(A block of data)
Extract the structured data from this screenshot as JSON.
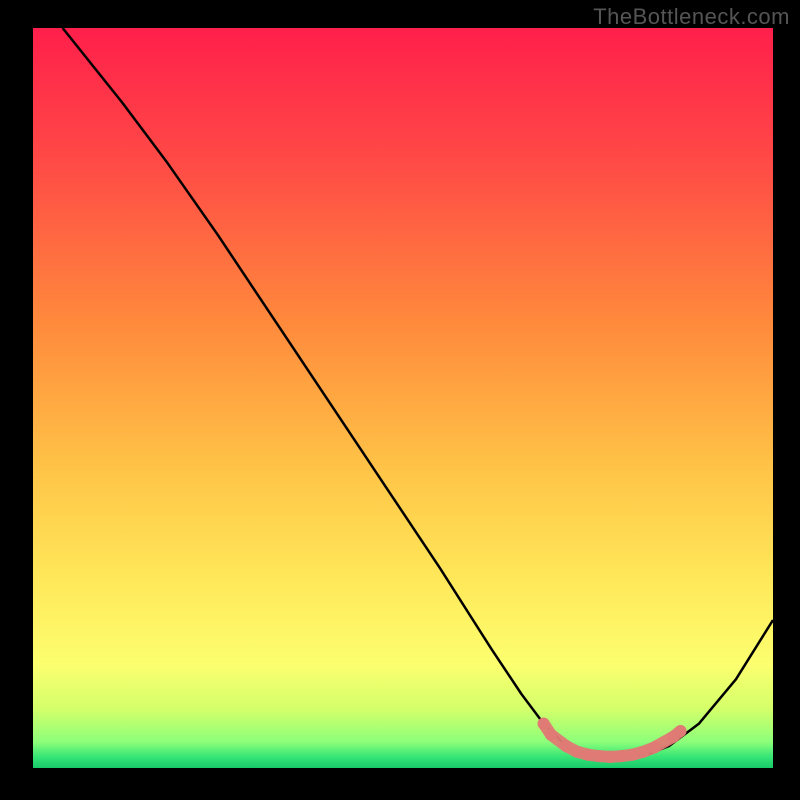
{
  "watermark": "TheBottleneck.com",
  "chart_data": {
    "type": "line",
    "title": "",
    "xlabel": "",
    "ylabel": "",
    "xlim": [
      0,
      100
    ],
    "ylim": [
      0,
      100
    ],
    "background_gradient": {
      "stops": [
        {
          "offset": 0.0,
          "color": "#ff1f4b"
        },
        {
          "offset": 0.18,
          "color": "#ff4a46"
        },
        {
          "offset": 0.4,
          "color": "#ff8a3c"
        },
        {
          "offset": 0.6,
          "color": "#ffc547"
        },
        {
          "offset": 0.75,
          "color": "#ffe95a"
        },
        {
          "offset": 0.86,
          "color": "#fcff6f"
        },
        {
          "offset": 0.92,
          "color": "#d4ff6a"
        },
        {
          "offset": 0.965,
          "color": "#8cff7a"
        },
        {
          "offset": 0.985,
          "color": "#35e576"
        },
        {
          "offset": 1.0,
          "color": "#18c96a"
        }
      ]
    },
    "series": [
      {
        "name": "curve",
        "color": "#000000",
        "x": [
          4,
          8,
          12,
          18,
          25,
          35,
          45,
          55,
          62,
          66,
          69,
          72,
          76,
          80,
          83,
          86,
          90,
          95,
          100
        ],
        "y": [
          100,
          95,
          90,
          82,
          72,
          57,
          42,
          27,
          16,
          10,
          6,
          3,
          1.5,
          1.5,
          1.8,
          3,
          6,
          12,
          20
        ]
      }
    ],
    "markers": {
      "name": "bottom-cluster",
      "color": "#e07a74",
      "points": [
        {
          "x": 69,
          "y": 6.0
        },
        {
          "x": 70,
          "y": 4.5
        },
        {
          "x": 72,
          "y": 3.0
        },
        {
          "x": 73.5,
          "y": 2.2
        },
        {
          "x": 75,
          "y": 1.8
        },
        {
          "x": 76.5,
          "y": 1.6
        },
        {
          "x": 78,
          "y": 1.5
        },
        {
          "x": 79.5,
          "y": 1.6
        },
        {
          "x": 81,
          "y": 1.8
        },
        {
          "x": 82.5,
          "y": 2.2
        },
        {
          "x": 84,
          "y": 2.8
        },
        {
          "x": 86.5,
          "y": 4.2
        },
        {
          "x": 87.5,
          "y": 5.0
        }
      ],
      "radius": 6
    }
  }
}
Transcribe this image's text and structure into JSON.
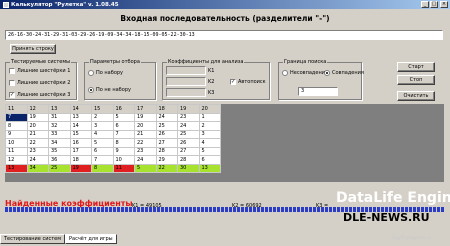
{
  "window": {
    "title": "Калькулятор \"Рулетка\" v. 1.08.45",
    "controls": [
      "_",
      "□",
      "×"
    ]
  },
  "heading": "Входная последовательность (разделители \"-\")",
  "sequence": "26-16-30-24-31-29-31-03-29-26-19-09-34-34-18-15-09-05-22-30-13",
  "buttons": {
    "accept": "Принять строку",
    "start": "Старт",
    "stop": "Стоп",
    "clear": "Очистить"
  },
  "systems": {
    "title": "Тестируемые системы",
    "items": [
      {
        "label": "Лишние шестёрки 1",
        "checked": false
      },
      {
        "label": "Лишние шестёрки 2",
        "checked": false
      },
      {
        "label": "Лишние шестёрки 3",
        "checked": true
      }
    ]
  },
  "selection": {
    "title": "Параметры отбора",
    "items": [
      {
        "label": "По набору",
        "selected": false
      },
      {
        "label": "По не набору",
        "selected": true
      }
    ]
  },
  "coefficients": {
    "title": "Коэффициенты для анализа",
    "labels": [
      "K1",
      "K2",
      "K3"
    ],
    "auto_label": "Автопоиск",
    "auto_checked": true
  },
  "search_bound": {
    "title": "Граница поиска",
    "items": [
      {
        "label": "Несовпадения",
        "selected": false
      },
      {
        "label": "Совпадения",
        "selected": true
      }
    ],
    "value": "3"
  },
  "grid": {
    "header": [
      "11",
      "12",
      "13",
      "14",
      "15",
      "16",
      "17",
      "18",
      "19",
      "20"
    ],
    "rows": [
      [
        "7",
        "19",
        "31",
        "13",
        "2",
        "5",
        "19",
        "24",
        "23",
        "1"
      ],
      [
        "8",
        "20",
        "32",
        "14",
        "3",
        "6",
        "20",
        "25",
        "24",
        "2"
      ],
      [
        "9",
        "21",
        "33",
        "15",
        "4",
        "7",
        "21",
        "26",
        "25",
        "3"
      ],
      [
        "10",
        "22",
        "34",
        "16",
        "5",
        "8",
        "22",
        "27",
        "26",
        "4"
      ],
      [
        "11",
        "23",
        "35",
        "17",
        "6",
        "9",
        "23",
        "28",
        "27",
        "5"
      ],
      [
        "12",
        "24",
        "36",
        "18",
        "7",
        "10",
        "24",
        "29",
        "28",
        "6"
      ],
      [
        "13",
        "34",
        "25",
        "19",
        "8",
        "11",
        "5",
        "22",
        "30",
        "13"
      ]
    ],
    "row_styles": [
      "sel-first",
      "",
      "",
      "",
      "",
      "",
      "highlight"
    ],
    "highlight_colors": [
      "red",
      "green",
      "green",
      "red",
      "green",
      "red",
      "green",
      "green",
      "green",
      "green"
    ]
  },
  "found": {
    "title": "Найденные коэффициенты",
    "k1": "K1 = 49105",
    "k2": "K2 = 60692",
    "k3": "K3 ="
  },
  "tabs": [
    {
      "label": "Тестирование систем",
      "active": false
    },
    {
      "label": "Расчёт для игры",
      "active": true
    }
  ],
  "watermark": {
    "brand": "DataLife Engine",
    "site": "DLE-NEWS.RU",
    "small": "Spy.0-program.ru"
  },
  "colors": {
    "title_bar": "#0a246a",
    "found_title": "#e01818",
    "progress": "#2a3cc8",
    "selected_cell": "#0a246a",
    "red_cell": "#e02020",
    "green_cell": "#a6e22e"
  }
}
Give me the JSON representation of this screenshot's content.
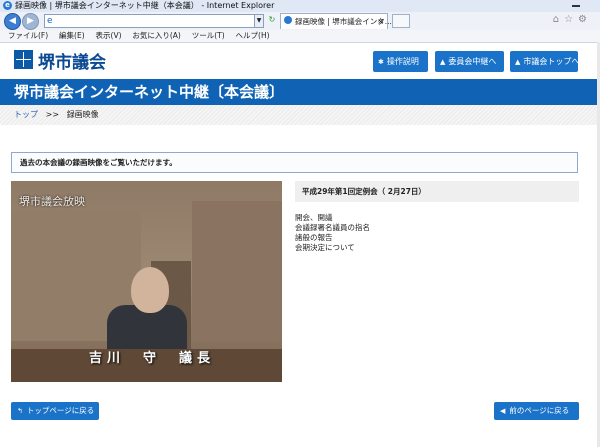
{
  "browser": {
    "window_title": "録画映像 | 堺市議会インターネット中継（本会議） - Internet Explorer",
    "tab_label": "録画映像 | 堺市議会インタ...",
    "menu": [
      "ファイル(F)",
      "編集(E)",
      "表示(V)",
      "お気に入り(A)",
      "ツール(T)",
      "ヘルプ(H)"
    ]
  },
  "site": {
    "logo_text": "堺市議会",
    "header_buttons": [
      {
        "label": "操作説明",
        "icon": "gear-icon"
      },
      {
        "label": "委員会中継へ",
        "icon": "triangle-icon"
      },
      {
        "label": "市議会トップへ",
        "icon": "triangle-icon"
      }
    ],
    "banner_title": "堺市議会インターネット中継〔本会議〕"
  },
  "breadcrumb": {
    "home": "トップ",
    "separator": ">>",
    "current": "録画映像"
  },
  "notice": "過去の本会議の録画映像をご覧いただけます。",
  "video": {
    "watermark": "堺市議会放映",
    "caption": "吉川　守　議長"
  },
  "session_title": "平成29年第1回定例会（ 2月27日）",
  "agenda": [
    "開会、開議",
    "会議録署名議員の指名",
    "諸般の報告",
    "会期決定について"
  ],
  "footer": {
    "top_button": "トップページに戻る",
    "back_button": "前のページに戻る"
  },
  "colors": {
    "brand_blue": "#0f62b4",
    "button_blue": "#1a73c9"
  }
}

Written exercise |
Print each of the records above exactly as written, leaving no picture in the copy.

Exercise response |
Extract the structured data from this screenshot as JSON.
{
  "watermark": "TheBottleneck.com",
  "chart_data": {
    "type": "line",
    "title": "",
    "xlabel": "",
    "ylabel": "",
    "xlim": [
      0,
      100
    ],
    "ylim": [
      0,
      100
    ],
    "background_gradient": {
      "stops": [
        {
          "offset": 0.0,
          "color": "#ff1f4b"
        },
        {
          "offset": 0.18,
          "color": "#ff4a46"
        },
        {
          "offset": 0.4,
          "color": "#ff8a3c"
        },
        {
          "offset": 0.6,
          "color": "#ffc547"
        },
        {
          "offset": 0.75,
          "color": "#ffe95a"
        },
        {
          "offset": 0.86,
          "color": "#fcff6f"
        },
        {
          "offset": 0.92,
          "color": "#d4ff6a"
        },
        {
          "offset": 0.965,
          "color": "#8cff7a"
        },
        {
          "offset": 0.985,
          "color": "#35e576"
        },
        {
          "offset": 1.0,
          "color": "#18c96a"
        }
      ]
    },
    "series": [
      {
        "name": "curve",
        "color": "#000000",
        "x": [
          4,
          8,
          12,
          18,
          25,
          35,
          45,
          55,
          62,
          66,
          69,
          72,
          76,
          80,
          83,
          86,
          90,
          95,
          100
        ],
        "y": [
          100,
          95,
          90,
          82,
          72,
          57,
          42,
          27,
          16,
          10,
          6,
          3,
          1.5,
          1.5,
          1.8,
          3,
          6,
          12,
          20
        ]
      }
    ],
    "markers": {
      "name": "bottom-cluster",
      "color": "#e07a74",
      "points": [
        {
          "x": 69,
          "y": 6.0
        },
        {
          "x": 70,
          "y": 4.5
        },
        {
          "x": 72,
          "y": 3.0
        },
        {
          "x": 73.5,
          "y": 2.2
        },
        {
          "x": 75,
          "y": 1.8
        },
        {
          "x": 76.5,
          "y": 1.6
        },
        {
          "x": 78,
          "y": 1.5
        },
        {
          "x": 79.5,
          "y": 1.6
        },
        {
          "x": 81,
          "y": 1.8
        },
        {
          "x": 82.5,
          "y": 2.2
        },
        {
          "x": 84,
          "y": 2.8
        },
        {
          "x": 86.5,
          "y": 4.2
        },
        {
          "x": 87.5,
          "y": 5.0
        }
      ],
      "radius": 6
    }
  }
}
Transcribe this image's text and structure into JSON.
{
  "window": {
    "title": "Калькулятор \"Рулетка\" v. 1.08.45",
    "controls": [
      "_",
      "□",
      "×"
    ]
  },
  "heading": "Входная последовательность (разделители \"-\")",
  "sequence": "26-16-30-24-31-29-31-03-29-26-19-09-34-34-18-15-09-05-22-30-13",
  "buttons": {
    "accept": "Принять строку",
    "start": "Старт",
    "stop": "Стоп",
    "clear": "Очистить"
  },
  "systems": {
    "title": "Тестируемые системы",
    "items": [
      {
        "label": "Лишние шестёрки 1",
        "checked": false
      },
      {
        "label": "Лишние шестёрки 2",
        "checked": false
      },
      {
        "label": "Лишние шестёрки 3",
        "checked": true
      }
    ]
  },
  "selection": {
    "title": "Параметры отбора",
    "items": [
      {
        "label": "По набору",
        "selected": false
      },
      {
        "label": "По не набору",
        "selected": true
      }
    ]
  },
  "coefficients": {
    "title": "Коэффициенты для анализа",
    "labels": [
      "K1",
      "K2",
      "K3"
    ],
    "auto_label": "Автопоиск",
    "auto_checked": true
  },
  "search_bound": {
    "title": "Граница поиска",
    "items": [
      {
        "label": "Несовпадения",
        "selected": false
      },
      {
        "label": "Совпадения",
        "selected": true
      }
    ],
    "value": "3"
  },
  "grid": {
    "header": [
      "11",
      "12",
      "13",
      "14",
      "15",
      "16",
      "17",
      "18",
      "19",
      "20"
    ],
    "rows": [
      [
        "7",
        "19",
        "31",
        "13",
        "2",
        "5",
        "19",
        "24",
        "23",
        "1"
      ],
      [
        "8",
        "20",
        "32",
        "14",
        "3",
        "6",
        "20",
        "25",
        "24",
        "2"
      ],
      [
        "9",
        "21",
        "33",
        "15",
        "4",
        "7",
        "21",
        "26",
        "25",
        "3"
      ],
      [
        "10",
        "22",
        "34",
        "16",
        "5",
        "8",
        "22",
        "27",
        "26",
        "4"
      ],
      [
        "11",
        "23",
        "35",
        "17",
        "6",
        "9",
        "23",
        "28",
        "27",
        "5"
      ],
      [
        "12",
        "24",
        "36",
        "18",
        "7",
        "10",
        "24",
        "29",
        "28",
        "6"
      ],
      [
        "13",
        "34",
        "25",
        "19",
        "8",
        "11",
        "5",
        "22",
        "30",
        "13"
      ]
    ],
    "row_styles": [
      "sel-first",
      "",
      "",
      "",
      "",
      "",
      "highlight"
    ],
    "highlight_colors": [
      "red",
      "green",
      "green",
      "red",
      "green",
      "red",
      "green",
      "green",
      "green",
      "green"
    ]
  },
  "found": {
    "title": "Найденные коэффициенты",
    "k1": "K1 = 49105",
    "k2": "K2 = 60692",
    "k3": "K3 ="
  },
  "tabs": [
    {
      "label": "Тестирование систем",
      "active": false
    },
    {
      "label": "Расчёт для игры",
      "active": true
    }
  ],
  "watermark": {
    "brand": "DataLife Engine",
    "site": "DLE-NEWS.RU",
    "small": "Spy.0-program.ru"
  },
  "colors": {
    "title_bar": "#0a246a",
    "found_title": "#e01818",
    "progress": "#2a3cc8",
    "selected_cell": "#0a246a",
    "red_cell": "#e02020",
    "green_cell": "#a6e22e"
  }
}
Give me the JSON representation of this screenshot's content.
{
  "browser": {
    "window_title": "録画映像 | 堺市議会インターネット中継（本会議） - Internet Explorer",
    "tab_label": "録画映像 | 堺市議会インタ...",
    "menu": [
      "ファイル(F)",
      "編集(E)",
      "表示(V)",
      "お気に入り(A)",
      "ツール(T)",
      "ヘルプ(H)"
    ]
  },
  "site": {
    "logo_text": "堺市議会",
    "header_buttons": [
      {
        "label": "操作説明",
        "icon": "gear-icon"
      },
      {
        "label": "委員会中継へ",
        "icon": "triangle-icon"
      },
      {
        "label": "市議会トップへ",
        "icon": "triangle-icon"
      }
    ],
    "banner_title": "堺市議会インターネット中継〔本会議〕"
  },
  "breadcrumb": {
    "home": "トップ",
    "separator": ">>",
    "current": "録画映像"
  },
  "notice": "過去の本会議の録画映像をご覧いただけます。",
  "video": {
    "watermark": "堺市議会放映",
    "caption": "吉川　守　議長"
  },
  "session_title": "平成29年第1回定例会（ 2月27日）",
  "agenda": [
    "開会、開議",
    "会議録署名議員の指名",
    "諸般の報告",
    "会期決定について"
  ],
  "footer": {
    "top_button": "トップページに戻る",
    "back_button": "前のページに戻る"
  },
  "colors": {
    "brand_blue": "#0f62b4",
    "button_blue": "#1a73c9"
  }
}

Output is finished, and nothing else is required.